-- Exercise objective --
Copy each of the following lines unchanged.

══ Input material ══

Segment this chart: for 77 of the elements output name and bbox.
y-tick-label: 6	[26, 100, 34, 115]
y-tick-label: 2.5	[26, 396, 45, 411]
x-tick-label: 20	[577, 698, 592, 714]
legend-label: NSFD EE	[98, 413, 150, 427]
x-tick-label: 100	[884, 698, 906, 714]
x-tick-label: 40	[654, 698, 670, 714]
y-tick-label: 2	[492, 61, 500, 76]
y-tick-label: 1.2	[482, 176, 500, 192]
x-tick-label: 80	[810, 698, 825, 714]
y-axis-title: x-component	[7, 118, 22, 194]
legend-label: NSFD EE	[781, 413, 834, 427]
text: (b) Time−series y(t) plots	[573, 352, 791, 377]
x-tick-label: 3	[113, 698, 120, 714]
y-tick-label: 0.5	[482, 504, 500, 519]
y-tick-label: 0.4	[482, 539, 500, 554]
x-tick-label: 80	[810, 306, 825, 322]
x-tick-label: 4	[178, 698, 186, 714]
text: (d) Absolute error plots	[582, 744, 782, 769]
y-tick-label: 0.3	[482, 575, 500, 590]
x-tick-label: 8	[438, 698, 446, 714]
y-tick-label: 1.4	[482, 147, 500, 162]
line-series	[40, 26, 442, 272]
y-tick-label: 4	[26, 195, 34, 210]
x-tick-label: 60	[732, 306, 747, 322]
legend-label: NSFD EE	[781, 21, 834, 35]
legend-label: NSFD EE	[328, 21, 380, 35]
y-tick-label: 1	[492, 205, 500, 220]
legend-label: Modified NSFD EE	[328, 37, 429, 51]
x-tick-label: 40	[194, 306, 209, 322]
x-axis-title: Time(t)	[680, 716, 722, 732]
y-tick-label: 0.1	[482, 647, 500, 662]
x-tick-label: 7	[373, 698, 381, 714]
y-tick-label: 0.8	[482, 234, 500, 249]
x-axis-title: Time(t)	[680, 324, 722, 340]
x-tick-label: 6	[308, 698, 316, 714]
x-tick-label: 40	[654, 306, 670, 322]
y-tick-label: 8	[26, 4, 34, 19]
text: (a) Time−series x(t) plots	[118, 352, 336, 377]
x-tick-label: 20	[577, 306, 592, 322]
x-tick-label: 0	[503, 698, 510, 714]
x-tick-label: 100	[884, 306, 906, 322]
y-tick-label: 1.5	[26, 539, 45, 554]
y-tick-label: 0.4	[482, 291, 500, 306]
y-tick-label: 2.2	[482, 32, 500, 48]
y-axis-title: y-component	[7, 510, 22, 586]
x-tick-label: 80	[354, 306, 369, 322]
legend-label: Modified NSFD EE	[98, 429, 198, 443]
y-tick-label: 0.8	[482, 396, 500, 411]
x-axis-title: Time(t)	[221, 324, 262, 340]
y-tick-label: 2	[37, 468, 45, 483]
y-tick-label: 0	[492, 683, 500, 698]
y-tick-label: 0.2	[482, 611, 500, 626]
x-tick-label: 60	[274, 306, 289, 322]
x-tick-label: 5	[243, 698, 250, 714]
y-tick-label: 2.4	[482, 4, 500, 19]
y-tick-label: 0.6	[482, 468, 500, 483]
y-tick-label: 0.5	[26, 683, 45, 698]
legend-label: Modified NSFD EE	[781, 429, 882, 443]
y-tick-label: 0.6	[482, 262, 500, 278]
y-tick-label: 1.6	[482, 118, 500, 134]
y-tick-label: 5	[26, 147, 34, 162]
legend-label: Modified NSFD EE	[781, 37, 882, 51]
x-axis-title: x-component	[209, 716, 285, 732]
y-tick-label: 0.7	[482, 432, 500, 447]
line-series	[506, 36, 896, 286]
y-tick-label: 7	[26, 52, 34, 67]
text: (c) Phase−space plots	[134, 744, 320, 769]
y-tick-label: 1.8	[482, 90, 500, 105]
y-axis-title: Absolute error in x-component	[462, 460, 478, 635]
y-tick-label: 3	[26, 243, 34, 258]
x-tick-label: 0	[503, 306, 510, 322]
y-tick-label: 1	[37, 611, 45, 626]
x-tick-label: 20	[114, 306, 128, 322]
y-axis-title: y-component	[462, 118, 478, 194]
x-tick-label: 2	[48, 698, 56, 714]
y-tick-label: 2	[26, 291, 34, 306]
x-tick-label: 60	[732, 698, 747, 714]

═══

-- Expected answer --
Segment this chart: for 77 of the elements output name and bbox.
y-tick-label: 6	[26, 100, 34, 115]
y-tick-label: 2.5	[26, 396, 45, 411]
x-tick-label: 20	[577, 698, 592, 714]
legend-label: NSFD EE	[98, 413, 150, 427]
x-tick-label: 100	[884, 698, 906, 714]
x-tick-label: 40	[654, 698, 670, 714]
y-tick-label: 2	[492, 61, 500, 76]
y-tick-label: 1.2	[482, 176, 500, 192]
x-tick-label: 80	[810, 698, 825, 714]
y-axis-title: x-component	[7, 118, 22, 194]
legend-label: NSFD EE	[781, 413, 834, 427]
text: (b) Time−series y(t) plots	[573, 352, 791, 377]
x-tick-label: 3	[113, 698, 120, 714]
y-tick-label: 0.5	[482, 504, 500, 519]
y-tick-label: 0.4	[482, 539, 500, 554]
x-tick-label: 80	[810, 306, 825, 322]
x-tick-label: 4	[178, 698, 186, 714]
text: (d) Absolute error plots	[582, 744, 782, 769]
y-tick-label: 0.3	[482, 575, 500, 590]
x-tick-label: 8	[438, 698, 446, 714]
y-tick-label: 1.4	[482, 147, 500, 162]
line-series	[40, 26, 442, 272]
y-tick-label: 4	[26, 195, 34, 210]
x-tick-label: 60	[732, 306, 747, 322]
legend-label: NSFD EE	[781, 21, 834, 35]
legend-label: NSFD EE	[328, 21, 380, 35]
y-tick-label: 1	[492, 205, 500, 220]
legend-label: Modified NSFD EE	[328, 37, 429, 51]
x-tick-label: 40	[194, 306, 209, 322]
x-axis-title: Time(t)	[680, 716, 722, 732]
y-tick-label: 0.1	[482, 647, 500, 662]
x-tick-label: 7	[373, 698, 381, 714]
y-tick-label: 0.8	[482, 234, 500, 249]
x-axis-title: Time(t)	[680, 324, 722, 340]
x-tick-label: 6	[308, 698, 316, 714]
x-tick-label: 40	[654, 306, 670, 322]
y-tick-label: 8	[26, 4, 34, 19]
text: (a) Time−series x(t) plots	[118, 352, 336, 377]
x-tick-label: 20	[577, 306, 592, 322]
x-tick-label: 0	[503, 698, 510, 714]
x-tick-label: 100	[884, 306, 906, 322]
y-tick-label: 1.5	[26, 539, 45, 554]
y-tick-label: 0.4	[482, 291, 500, 306]
y-tick-label: 2.2	[482, 32, 500, 48]
y-axis-title: y-component	[7, 510, 22, 586]
x-tick-label: 80	[354, 306, 369, 322]
legend-label: Modified NSFD EE	[98, 429, 198, 443]
y-tick-label: 0.8	[482, 396, 500, 411]
x-axis-title: Time(t)	[221, 324, 262, 340]
y-tick-label: 2	[37, 468, 45, 483]
y-tick-label: 0	[492, 683, 500, 698]
y-tick-label: 0.2	[482, 611, 500, 626]
x-tick-label: 60	[274, 306, 289, 322]
x-tick-label: 5	[243, 698, 250, 714]
y-tick-label: 2.4	[482, 4, 500, 19]
y-tick-label: 0.6	[482, 468, 500, 483]
y-tick-label: 0.5	[26, 683, 45, 698]
legend-label: Modified NSFD EE	[781, 429, 882, 443]
y-tick-label: 0.6	[482, 262, 500, 278]
y-tick-label: 1.6	[482, 118, 500, 134]
y-tick-label: 5	[26, 147, 34, 162]
legend-label: Modified NSFD EE	[781, 37, 882, 51]
x-axis-title: x-component	[209, 716, 285, 732]
y-tick-label: 0.7	[482, 432, 500, 447]
line-series	[506, 36, 896, 286]
y-tick-label: 7	[26, 52, 34, 67]
text: (c) Phase−space plots	[134, 744, 320, 769]
y-tick-label: 1.8	[482, 90, 500, 105]
y-axis-title: Absolute error in x-component	[462, 460, 478, 635]
y-tick-label: 3	[26, 243, 34, 258]
x-tick-label: 0	[503, 306, 510, 322]
y-tick-label: 1	[37, 611, 45, 626]
x-tick-label: 20	[114, 306, 128, 322]
y-axis-title: y-component	[462, 118, 478, 194]
x-tick-label: 2	[48, 698, 56, 714]
y-tick-label: 2	[26, 291, 34, 306]
x-tick-label: 60	[732, 698, 747, 714]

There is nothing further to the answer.